What is required: Working from the line that contains "Parse this screenshot: output" down to the last line below, repeat each line exactly.

Dataset rows:
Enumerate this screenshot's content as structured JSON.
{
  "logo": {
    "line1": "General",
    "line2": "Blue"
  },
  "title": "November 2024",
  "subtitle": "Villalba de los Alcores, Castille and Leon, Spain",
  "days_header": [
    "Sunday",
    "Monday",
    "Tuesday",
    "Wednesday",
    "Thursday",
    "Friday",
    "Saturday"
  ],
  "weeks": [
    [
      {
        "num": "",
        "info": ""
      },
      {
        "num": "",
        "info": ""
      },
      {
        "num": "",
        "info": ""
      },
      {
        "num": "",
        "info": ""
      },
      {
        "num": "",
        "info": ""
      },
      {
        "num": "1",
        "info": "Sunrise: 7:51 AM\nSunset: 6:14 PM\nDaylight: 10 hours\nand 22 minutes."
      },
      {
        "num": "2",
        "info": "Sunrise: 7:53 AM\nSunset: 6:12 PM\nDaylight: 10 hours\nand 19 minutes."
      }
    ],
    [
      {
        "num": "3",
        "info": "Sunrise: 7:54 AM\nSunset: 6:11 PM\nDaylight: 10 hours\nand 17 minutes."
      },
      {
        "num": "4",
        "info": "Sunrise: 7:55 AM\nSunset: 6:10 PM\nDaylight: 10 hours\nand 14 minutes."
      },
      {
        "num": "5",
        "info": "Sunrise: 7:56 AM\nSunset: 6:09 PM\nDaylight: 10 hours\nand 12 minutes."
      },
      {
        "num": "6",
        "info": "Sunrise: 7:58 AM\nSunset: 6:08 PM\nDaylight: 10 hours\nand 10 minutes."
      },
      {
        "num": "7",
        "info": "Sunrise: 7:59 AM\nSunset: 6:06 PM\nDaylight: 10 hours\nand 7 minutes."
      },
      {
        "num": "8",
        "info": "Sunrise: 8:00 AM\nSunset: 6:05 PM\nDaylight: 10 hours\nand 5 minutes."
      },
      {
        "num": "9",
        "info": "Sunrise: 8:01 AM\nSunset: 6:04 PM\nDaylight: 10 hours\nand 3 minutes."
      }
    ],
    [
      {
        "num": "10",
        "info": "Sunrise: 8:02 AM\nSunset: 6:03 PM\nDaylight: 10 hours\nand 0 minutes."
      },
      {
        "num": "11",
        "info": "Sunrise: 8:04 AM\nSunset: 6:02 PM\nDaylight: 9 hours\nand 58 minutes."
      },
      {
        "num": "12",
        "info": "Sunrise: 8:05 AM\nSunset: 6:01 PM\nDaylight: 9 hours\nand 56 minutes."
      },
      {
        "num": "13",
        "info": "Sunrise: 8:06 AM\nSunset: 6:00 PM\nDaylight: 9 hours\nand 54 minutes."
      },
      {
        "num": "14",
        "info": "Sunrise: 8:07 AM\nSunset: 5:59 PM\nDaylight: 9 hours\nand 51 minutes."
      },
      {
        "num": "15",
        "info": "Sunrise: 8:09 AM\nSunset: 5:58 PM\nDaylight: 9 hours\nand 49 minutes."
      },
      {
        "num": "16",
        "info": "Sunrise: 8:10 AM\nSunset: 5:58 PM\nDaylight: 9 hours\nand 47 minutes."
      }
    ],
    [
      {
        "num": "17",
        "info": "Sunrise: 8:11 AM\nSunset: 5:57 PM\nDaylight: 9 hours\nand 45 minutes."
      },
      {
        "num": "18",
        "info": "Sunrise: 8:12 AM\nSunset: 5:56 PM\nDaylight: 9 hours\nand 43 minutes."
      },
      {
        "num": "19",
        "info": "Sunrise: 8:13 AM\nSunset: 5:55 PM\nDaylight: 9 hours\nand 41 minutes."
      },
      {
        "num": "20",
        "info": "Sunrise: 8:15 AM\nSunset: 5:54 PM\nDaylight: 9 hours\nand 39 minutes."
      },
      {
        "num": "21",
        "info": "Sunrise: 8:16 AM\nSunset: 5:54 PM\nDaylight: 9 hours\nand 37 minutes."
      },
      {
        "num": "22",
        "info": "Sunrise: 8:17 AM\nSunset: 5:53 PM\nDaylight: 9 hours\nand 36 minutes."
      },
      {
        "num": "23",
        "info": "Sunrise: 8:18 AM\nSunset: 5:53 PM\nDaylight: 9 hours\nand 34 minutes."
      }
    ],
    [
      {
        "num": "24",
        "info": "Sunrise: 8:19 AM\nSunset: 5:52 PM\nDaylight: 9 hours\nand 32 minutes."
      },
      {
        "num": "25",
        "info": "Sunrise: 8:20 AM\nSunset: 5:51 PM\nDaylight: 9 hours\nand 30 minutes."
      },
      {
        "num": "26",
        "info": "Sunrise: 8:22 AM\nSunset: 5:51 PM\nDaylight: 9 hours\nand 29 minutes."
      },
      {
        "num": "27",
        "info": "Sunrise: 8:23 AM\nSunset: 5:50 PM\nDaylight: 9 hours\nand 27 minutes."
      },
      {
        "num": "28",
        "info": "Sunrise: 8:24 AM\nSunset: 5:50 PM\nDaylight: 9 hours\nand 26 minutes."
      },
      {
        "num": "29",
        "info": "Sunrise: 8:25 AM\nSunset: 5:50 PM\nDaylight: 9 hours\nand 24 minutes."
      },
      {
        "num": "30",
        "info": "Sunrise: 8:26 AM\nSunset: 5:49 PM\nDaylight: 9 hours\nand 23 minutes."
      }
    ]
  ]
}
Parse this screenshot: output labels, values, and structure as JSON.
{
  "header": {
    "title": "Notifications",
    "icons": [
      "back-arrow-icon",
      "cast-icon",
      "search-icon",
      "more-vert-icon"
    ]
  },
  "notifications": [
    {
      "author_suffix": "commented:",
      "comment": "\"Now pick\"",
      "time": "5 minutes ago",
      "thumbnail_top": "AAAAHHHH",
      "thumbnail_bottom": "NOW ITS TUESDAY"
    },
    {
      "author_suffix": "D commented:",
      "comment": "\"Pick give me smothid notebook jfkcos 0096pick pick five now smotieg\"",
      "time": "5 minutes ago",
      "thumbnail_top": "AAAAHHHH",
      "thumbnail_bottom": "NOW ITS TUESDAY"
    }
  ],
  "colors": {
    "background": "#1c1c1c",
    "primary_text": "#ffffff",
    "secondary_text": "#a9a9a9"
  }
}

Worked answer:
Parse this screenshot: output labels, values, and structure as JSON.
{
  "header": {
    "title": "Notifications",
    "icons": [
      "back-arrow-icon",
      "cast-icon",
      "search-icon",
      "more-vert-icon"
    ]
  },
  "notifications": [
    {
      "author_suffix": "commented:",
      "comment": "\"Now pick\"",
      "time": "5 minutes ago",
      "thumbnail_top": "AAAAHHHH",
      "thumbnail_bottom": "NOW ITS TUESDAY"
    },
    {
      "author_suffix": "D commented:",
      "comment": "\"Pick give me smothid notebook jfkcos 0096pick pick five now smotieg\"",
      "time": "5 minutes ago",
      "thumbnail_top": "AAAAHHHH",
      "thumbnail_bottom": "NOW ITS TUESDAY"
    }
  ],
  "colors": {
    "background": "#1c1c1c",
    "primary_text": "#ffffff",
    "secondary_text": "#a9a9a9"
  }
}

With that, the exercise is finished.